EXTRAIT DU TEXTE
______
La tradition Africaine reconnaît huit moniteurs, qui peuvent être mis en relation sans faire un syncrétisme trop grossier, avec la doctrine des trois Augustes et des cinq Empereurs de la tradition chinoise. On remarquera avec intérêt que c’est à Fou-Hi, le premier des trois Augustes, que l’on attribue l’apport de l’écriture, mais ce serait le premier des cinq Empereurs Houang-Ti (postérieurs aux trois Augustes), qui aurait l’aurait institutionnalisée et systématisée. Les trois Augustes symbolisent des puissances intermédiaires entre un domaine non-temporel, non-localisé, et la Manifestation. Ce sont aussi, sous un autre rapport, les emblèmes des trois tempérances spirituelles successives d’un même cycle d’humanité ainsi que les trois degrés hiérarchiques des natures humaines. Contrairement à la datation retenue par les savants de notre époque, les anales chinoises rapportent que les systèmes de signes ont été introduit environ 3500 ans avant J.C, alors que leur systématisation daterait de 2500 ans avant J.C. Il ne fait aucun doute que des découvertes archéologiques viendront confirmer ces données, comme par exemple celles du site de Jiahu où des idéogrammes gravés sur des carapaces de tortues correspondaient à une période située entre 6600 et 6200 ans av J.C. Ces découvertes laissent entendre deux choses, d’une part que même si ces idéogrammes ne constituaient pas un système d’écriture retranscrivant la parole, ces idéogrammes étaient porteurs d’un sens conventionnel. Ensuite, contrairement à ce qui est dit dans l’ouvrage cité en référence par Philippe Sollers, l’usage des carapaces de tortues comme procédé oraculaire n’est pas une innovation qui aurait succédée à l’utilisation d’os d’omoplate, mais semble bien être une très ancienne pratique et peut être même la pratique originelle. On peut également être étonné que tous les jalons historiques d’émergence de techniques soient systématiquement minorées par le chercheur dans des proportions très importantes.
______
DONNÉES FOURNIES
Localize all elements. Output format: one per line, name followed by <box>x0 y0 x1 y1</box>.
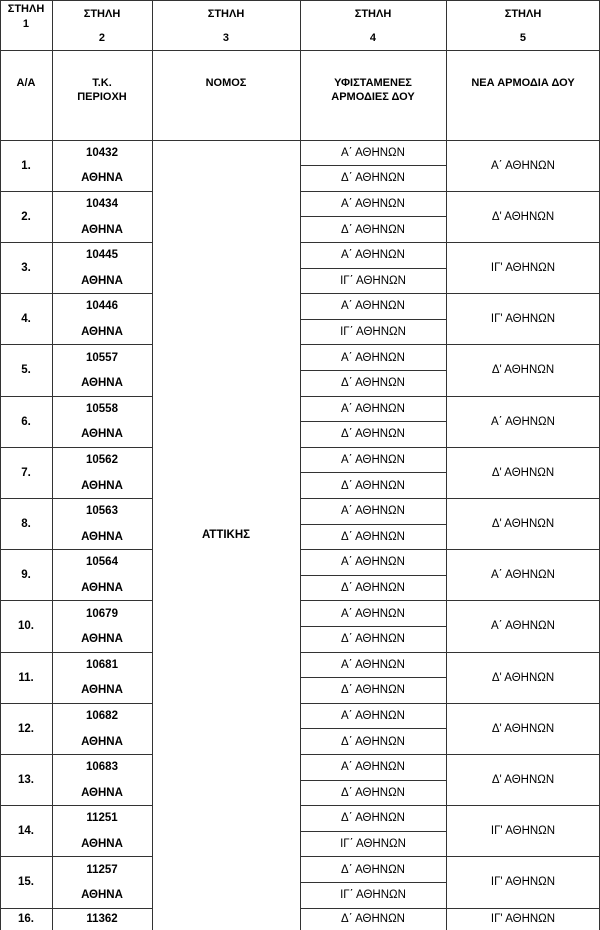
______
CONSIGNE A
Dans le texte sur les origines de l'écriture chinoise, relevez tout ce que symbolisent les trois Augustes.
CONSIGNE B
Prolongez le texte sur les origines de l'écriture chinoise à partir de sa dernière phrase.

RÉPONSE A
- des puissances intermédiaires entre un domaine non-temporel, non-localisé, et la Manifestation
- les emblèmes des trois tempérances spirituelles successives d'un même cycle d'humanité
- les trois degrés hiérarchiques des natures humaines

RÉPONSE B
Autres similitudes, si le troisième Auguste Chen-nong est considéré comme l’inventeur de l’agriculture en chine, en Afrique c’est avec la descente du troisième verbe que les hommes reçurent l’enseignement de la culture. A cet enseignement venu avec la descente du troisième verbe est associé le jeu de ficelle, ce qui doit être rapproché du système de codification par des noeuds sur des cordes que Fou-Hi remplaça par les idéogrammes. En outre ce premier Auguste est considéré comme l’inventeur du calendrier et de l’utilisation des métaux, ce qui montre l’intrication entre un système de Signes, un Verbe et des Techniques.

À travers tous ces éléments, on voit que les choses sont beaucoup moins linéaires et hasardeuses qu’on ne l’imagine. Le Verbe, les Techniques et les Signes originels bien que rudimentaires, ont déjà en puissance toute la complexité à venir. La tradition d’Afrique dit que la fondation du monde demande des forces puissantes et efficaces, qualités dont sont dotés le Verbe, les Techniques et les Signes des premiers temps d’un grand cycle d’humanité. D’ailleurs certaines phases préparatoires des rituels contemporains font usage qui du Verbe, qui des Techniques, qui des Signes des premiers temps, en raison même de cette efficience à mobiliser les forces d’ordre primordial.

Ceci nous permet de revenir sur la figure de rhétorique de Philippe Sollers soulignant que les chinois “parlent leur écriture”. Il ne faut pas, bien sûr, entendre dans cette proposition qu’il y aurait antériorité de l’écriture sur la parole, mais bien concomitance. Cette concomitance vient d’ailleurs contredire l’idée selon laquelle les idéogrammes seraient nés des craquelures sur les os servant à la divination, c’est-à-dire bien après que l’homme soit entré dans la communication orale. Car lorsque cette faculté d’oralisation articulée est advenue, l’homme a en même temps tracé des signes et exécuté des techniques. Verbe, Signes et Techniques « retranscrivant » alors la même Réalité tout en ayant une efficience quant à la perpétuation de l’état d’Union originel à l’Harmonie Universelle, puisque lorsque tous ces aspects sont tenus en perfection par un être, celui-ci s’identifie alors à la Réalité d’où procèdent ces aspects.

Abordons maintenant le sujet du Taoïsme qu’il est difficile d’appréhender à partir des lieux communs théosophiques qui prévalent dans nos sociétés technologiques contemporaines.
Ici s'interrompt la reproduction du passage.